What you need to do | Beginning with the line where "Convert this document image to plain text." appears, restate the lines word for word through the last one in the listing.

Dataset items:
— BEGIN —

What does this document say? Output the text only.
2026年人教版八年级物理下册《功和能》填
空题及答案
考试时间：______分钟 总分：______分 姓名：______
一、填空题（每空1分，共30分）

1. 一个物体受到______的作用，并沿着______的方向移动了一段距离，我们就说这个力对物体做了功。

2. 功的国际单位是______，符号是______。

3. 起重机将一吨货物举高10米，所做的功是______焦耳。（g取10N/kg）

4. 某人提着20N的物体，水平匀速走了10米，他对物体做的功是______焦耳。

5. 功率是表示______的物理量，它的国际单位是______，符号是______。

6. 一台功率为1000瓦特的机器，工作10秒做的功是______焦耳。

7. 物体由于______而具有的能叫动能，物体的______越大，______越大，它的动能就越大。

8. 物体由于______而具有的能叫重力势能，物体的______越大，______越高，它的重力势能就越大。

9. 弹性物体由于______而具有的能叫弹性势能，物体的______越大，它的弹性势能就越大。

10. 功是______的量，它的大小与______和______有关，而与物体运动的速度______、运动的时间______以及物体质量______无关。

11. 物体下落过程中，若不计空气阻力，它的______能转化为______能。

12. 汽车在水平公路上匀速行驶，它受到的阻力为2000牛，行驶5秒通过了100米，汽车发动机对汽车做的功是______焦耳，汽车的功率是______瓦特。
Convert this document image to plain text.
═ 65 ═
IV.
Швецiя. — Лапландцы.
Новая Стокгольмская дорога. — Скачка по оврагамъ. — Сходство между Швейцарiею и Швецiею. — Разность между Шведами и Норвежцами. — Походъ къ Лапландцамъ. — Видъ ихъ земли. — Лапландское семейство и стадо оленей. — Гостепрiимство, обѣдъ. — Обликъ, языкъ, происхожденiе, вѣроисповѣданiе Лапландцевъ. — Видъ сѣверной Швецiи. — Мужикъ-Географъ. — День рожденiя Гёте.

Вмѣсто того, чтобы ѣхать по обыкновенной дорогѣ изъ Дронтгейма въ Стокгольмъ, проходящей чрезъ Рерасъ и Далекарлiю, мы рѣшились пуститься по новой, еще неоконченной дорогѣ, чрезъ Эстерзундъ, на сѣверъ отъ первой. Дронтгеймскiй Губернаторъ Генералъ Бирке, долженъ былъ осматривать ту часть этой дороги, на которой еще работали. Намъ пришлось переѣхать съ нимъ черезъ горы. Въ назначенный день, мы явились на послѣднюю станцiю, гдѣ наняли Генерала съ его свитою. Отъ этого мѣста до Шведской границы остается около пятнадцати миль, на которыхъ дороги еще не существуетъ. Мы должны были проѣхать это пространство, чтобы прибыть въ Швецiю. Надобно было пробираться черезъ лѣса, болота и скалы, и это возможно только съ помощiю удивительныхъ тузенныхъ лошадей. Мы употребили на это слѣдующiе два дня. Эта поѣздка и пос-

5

— END —

Task output |
Convert this document image to plain text.
═ 65 ═
IV.
Швецiя. — Лапландцы.
Новая Стокгольмская дорога. — Скачка по оврагамъ. — Сходство между Швейцарiею и Швецiею. — Разность между Шведами и Норвежцами. — Походъ къ Лапландцамъ. — Видъ ихъ земли. — Лапландское семейство и стадо оленей. — Гостепрiимство, обѣдъ. — Обликъ, языкъ, происхожденiе, вѣроисповѣданiе Лапландцевъ. — Видъ сѣверной Швецiи. — Мужикъ-Географъ. — День рожденiя Гёте.

Вмѣсто того, чтобы ѣхать по обыкновенной дорогѣ изъ Дронтгейма въ Стокгольмъ, проходящей чрезъ Рерасъ и Далекарлiю, мы рѣшились пуститься по новой, еще неоконченной дорогѣ, чрезъ Эстерзундъ, на сѣверъ отъ первой. Дронтгеймскiй Губернаторъ Генералъ Бирке, долженъ былъ осматривать ту часть этой дороги, на которой еще работали. Намъ пришлось переѣхать съ нимъ черезъ горы. Въ назначенный день, мы явились на послѣднюю станцiю, гдѣ наняли Генерала съ его свитою. Отъ этого мѣста до Шведской границы остается около пятнадцати миль, на которыхъ дороги еще не существуетъ. Мы должны были проѣхать это пространство, чтобы прибыть въ Швецiю. Надобно было пробираться черезъ лѣса, болота и скалы, и это возможно только съ помощiю удивительныхъ тузенныхъ лошадей. Мы употребили на это слѣдующiе два дня. Эта поѣздка и пос-

5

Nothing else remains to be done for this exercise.